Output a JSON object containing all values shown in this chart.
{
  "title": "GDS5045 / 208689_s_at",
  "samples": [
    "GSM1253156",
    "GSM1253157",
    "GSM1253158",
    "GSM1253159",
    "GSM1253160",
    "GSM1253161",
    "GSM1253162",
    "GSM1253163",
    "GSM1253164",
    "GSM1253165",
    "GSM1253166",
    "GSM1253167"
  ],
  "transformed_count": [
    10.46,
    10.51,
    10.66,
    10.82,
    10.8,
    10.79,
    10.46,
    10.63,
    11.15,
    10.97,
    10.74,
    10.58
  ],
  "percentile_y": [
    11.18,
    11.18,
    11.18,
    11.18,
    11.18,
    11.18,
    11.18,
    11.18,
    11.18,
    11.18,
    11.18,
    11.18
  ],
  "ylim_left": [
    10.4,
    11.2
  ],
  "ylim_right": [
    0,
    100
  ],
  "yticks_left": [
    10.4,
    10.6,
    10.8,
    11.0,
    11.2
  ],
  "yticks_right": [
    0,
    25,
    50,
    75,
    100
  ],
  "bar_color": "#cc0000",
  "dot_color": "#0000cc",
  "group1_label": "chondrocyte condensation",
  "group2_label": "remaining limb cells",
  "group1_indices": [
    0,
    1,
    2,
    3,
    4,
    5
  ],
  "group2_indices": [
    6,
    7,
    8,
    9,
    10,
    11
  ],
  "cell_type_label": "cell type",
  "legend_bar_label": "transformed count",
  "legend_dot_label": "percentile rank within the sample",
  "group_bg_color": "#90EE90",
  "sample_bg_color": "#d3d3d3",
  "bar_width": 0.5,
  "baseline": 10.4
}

**YOUR OBJECTIVE:** The records above are to be transcribed exactly and completely.

**TASK RESULT:**
Output a JSON object containing all values shown in this chart.
{
  "title": "GDS5045 / 208689_s_at",
  "samples": [
    "GSM1253156",
    "GSM1253157",
    "GSM1253158",
    "GSM1253159",
    "GSM1253160",
    "GSM1253161",
    "GSM1253162",
    "GSM1253163",
    "GSM1253164",
    "GSM1253165",
    "GSM1253166",
    "GSM1253167"
  ],
  "transformed_count": [
    10.46,
    10.51,
    10.66,
    10.82,
    10.8,
    10.79,
    10.46,
    10.63,
    11.15,
    10.97,
    10.74,
    10.58
  ],
  "percentile_y": [
    11.18,
    11.18,
    11.18,
    11.18,
    11.18,
    11.18,
    11.18,
    11.18,
    11.18,
    11.18,
    11.18,
    11.18
  ],
  "ylim_left": [
    10.4,
    11.2
  ],
  "ylim_right": [
    0,
    100
  ],
  "yticks_left": [
    10.4,
    10.6,
    10.8,
    11.0,
    11.2
  ],
  "yticks_right": [
    0,
    25,
    50,
    75,
    100
  ],
  "bar_color": "#cc0000",
  "dot_color": "#0000cc",
  "group1_label": "chondrocyte condensation",
  "group2_label": "remaining limb cells",
  "group1_indices": [
    0,
    1,
    2,
    3,
    4,
    5
  ],
  "group2_indices": [
    6,
    7,
    8,
    9,
    10,
    11
  ],
  "cell_type_label": "cell type",
  "legend_bar_label": "transformed count",
  "legend_dot_label": "percentile rank within the sample",
  "group_bg_color": "#90EE90",
  "sample_bg_color": "#d3d3d3",
  "bar_width": 0.5,
  "baseline": 10.4
}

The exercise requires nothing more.